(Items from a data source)
+ + + +

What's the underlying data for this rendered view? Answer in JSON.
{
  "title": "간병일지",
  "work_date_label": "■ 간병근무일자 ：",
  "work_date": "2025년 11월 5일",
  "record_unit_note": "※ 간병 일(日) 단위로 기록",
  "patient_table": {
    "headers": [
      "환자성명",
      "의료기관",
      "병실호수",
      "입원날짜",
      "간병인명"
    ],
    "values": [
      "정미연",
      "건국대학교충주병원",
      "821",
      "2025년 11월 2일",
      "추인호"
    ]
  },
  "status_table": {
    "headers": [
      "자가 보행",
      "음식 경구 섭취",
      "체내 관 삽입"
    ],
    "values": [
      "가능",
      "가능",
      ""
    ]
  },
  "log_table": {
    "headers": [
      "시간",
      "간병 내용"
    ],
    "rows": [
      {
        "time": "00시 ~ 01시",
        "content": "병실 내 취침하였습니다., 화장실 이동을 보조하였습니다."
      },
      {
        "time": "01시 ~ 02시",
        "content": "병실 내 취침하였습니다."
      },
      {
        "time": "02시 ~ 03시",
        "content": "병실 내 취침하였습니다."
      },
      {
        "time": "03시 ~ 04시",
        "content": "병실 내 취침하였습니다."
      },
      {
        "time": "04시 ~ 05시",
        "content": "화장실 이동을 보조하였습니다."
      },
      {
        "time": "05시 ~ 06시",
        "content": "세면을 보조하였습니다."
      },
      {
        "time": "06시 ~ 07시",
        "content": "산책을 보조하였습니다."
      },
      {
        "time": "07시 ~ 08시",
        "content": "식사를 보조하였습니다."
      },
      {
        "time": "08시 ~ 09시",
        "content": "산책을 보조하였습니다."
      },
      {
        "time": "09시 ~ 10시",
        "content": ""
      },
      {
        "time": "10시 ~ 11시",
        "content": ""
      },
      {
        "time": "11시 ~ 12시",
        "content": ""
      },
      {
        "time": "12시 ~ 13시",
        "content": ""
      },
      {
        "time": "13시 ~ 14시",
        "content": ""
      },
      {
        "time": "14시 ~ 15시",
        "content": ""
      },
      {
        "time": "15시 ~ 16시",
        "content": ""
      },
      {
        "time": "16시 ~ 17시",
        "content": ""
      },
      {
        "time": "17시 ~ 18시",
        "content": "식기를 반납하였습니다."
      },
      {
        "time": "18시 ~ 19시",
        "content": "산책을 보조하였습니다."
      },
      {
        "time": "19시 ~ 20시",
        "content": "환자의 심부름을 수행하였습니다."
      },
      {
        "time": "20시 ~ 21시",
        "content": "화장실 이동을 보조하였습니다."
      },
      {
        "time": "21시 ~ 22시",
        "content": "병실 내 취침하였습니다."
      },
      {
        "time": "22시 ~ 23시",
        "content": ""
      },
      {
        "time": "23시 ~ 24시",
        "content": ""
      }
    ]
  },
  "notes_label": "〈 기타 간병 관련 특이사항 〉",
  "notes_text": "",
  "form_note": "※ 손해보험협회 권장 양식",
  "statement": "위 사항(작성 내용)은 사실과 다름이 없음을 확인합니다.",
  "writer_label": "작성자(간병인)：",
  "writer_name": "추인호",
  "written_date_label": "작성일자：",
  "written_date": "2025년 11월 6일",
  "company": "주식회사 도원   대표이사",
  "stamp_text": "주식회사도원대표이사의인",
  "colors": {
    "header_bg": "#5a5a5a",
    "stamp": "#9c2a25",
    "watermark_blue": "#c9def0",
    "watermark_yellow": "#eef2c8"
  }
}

+ + + +

### Task goal
Using the data above, return each line exactly as written.

### Written solution
What's the underlying data for this rendered view? Answer in JSON.
{
  "title": "간병일지",
  "work_date_label": "■ 간병근무일자 ：",
  "work_date": "2025년 11월 5일",
  "record_unit_note": "※ 간병 일(日) 단위로 기록",
  "patient_table": {
    "headers": [
      "환자성명",
      "의료기관",
      "병실호수",
      "입원날짜",
      "간병인명"
    ],
    "values": [
      "정미연",
      "건국대학교충주병원",
      "821",
      "2025년 11월 2일",
      "추인호"
    ]
  },
  "status_table": {
    "headers": [
      "자가 보행",
      "음식 경구 섭취",
      "체내 관 삽입"
    ],
    "values": [
      "가능",
      "가능",
      ""
    ]
  },
  "log_table": {
    "headers": [
      "시간",
      "간병 내용"
    ],
    "rows": [
      {
        "time": "00시 ~ 01시",
        "content": "병실 내 취침하였습니다., 화장실 이동을 보조하였습니다."
      },
      {
        "time": "01시 ~ 02시",
        "content": "병실 내 취침하였습니다."
      },
      {
        "time": "02시 ~ 03시",
        "content": "병실 내 취침하였습니다."
      },
      {
        "time": "03시 ~ 04시",
        "content": "병실 내 취침하였습니다."
      },
      {
        "time": "04시 ~ 05시",
        "content": "화장실 이동을 보조하였습니다."
      },
      {
        "time": "05시 ~ 06시",
        "content": "세면을 보조하였습니다."
      },
      {
        "time": "06시 ~ 07시",
        "content": "산책을 보조하였습니다."
      },
      {
        "time": "07시 ~ 08시",
        "content": "식사를 보조하였습니다."
      },
      {
        "time": "08시 ~ 09시",
        "content": "산책을 보조하였습니다."
      },
      {
        "time": "09시 ~ 10시",
        "content": ""
      },
      {
        "time": "10시 ~ 11시",
        "content": ""
      },
      {
        "time": "11시 ~ 12시",
        "content": ""
      },
      {
        "time": "12시 ~ 13시",
        "content": ""
      },
      {
        "time": "13시 ~ 14시",
        "content": ""
      },
      {
        "time": "14시 ~ 15시",
        "content": ""
      },
      {
        "time": "15시 ~ 16시",
        "content": ""
      },
      {
        "time": "16시 ~ 17시",
        "content": ""
      },
      {
        "time": "17시 ~ 18시",
        "content": "식기를 반납하였습니다."
      },
      {
        "time": "18시 ~ 19시",
        "content": "산책을 보조하였습니다."
      },
      {
        "time": "19시 ~ 20시",
        "content": "환자의 심부름을 수행하였습니다."
      },
      {
        "time": "20시 ~ 21시",
        "content": "화장실 이동을 보조하였습니다."
      },
      {
        "time": "21시 ~ 22시",
        "content": "병실 내 취침하였습니다."
      },
      {
        "time": "22시 ~ 23시",
        "content": ""
      },
      {
        "time": "23시 ~ 24시",
        "content": ""
      }
    ]
  },
  "notes_label": "〈 기타 간병 관련 특이사항 〉",
  "notes_text": "",
  "form_note": "※ 손해보험협회 권장 양식",
  "statement": "위 사항(작성 내용)은 사실과 다름이 없음을 확인합니다.",
  "writer_label": "작성자(간병인)：",
  "writer_name": "추인호",
  "written_date_label": "작성일자：",
  "written_date": "2025년 11월 6일",
  "company": "주식회사 도원   대표이사",
  "stamp_text": "주식회사도원대표이사의인",
  "colors": {
    "header_bg": "#5a5a5a",
    "stamp": "#9c2a25",
    "watermark_blue": "#c9def0",
    "watermark_yellow": "#eef2c8"
  }
}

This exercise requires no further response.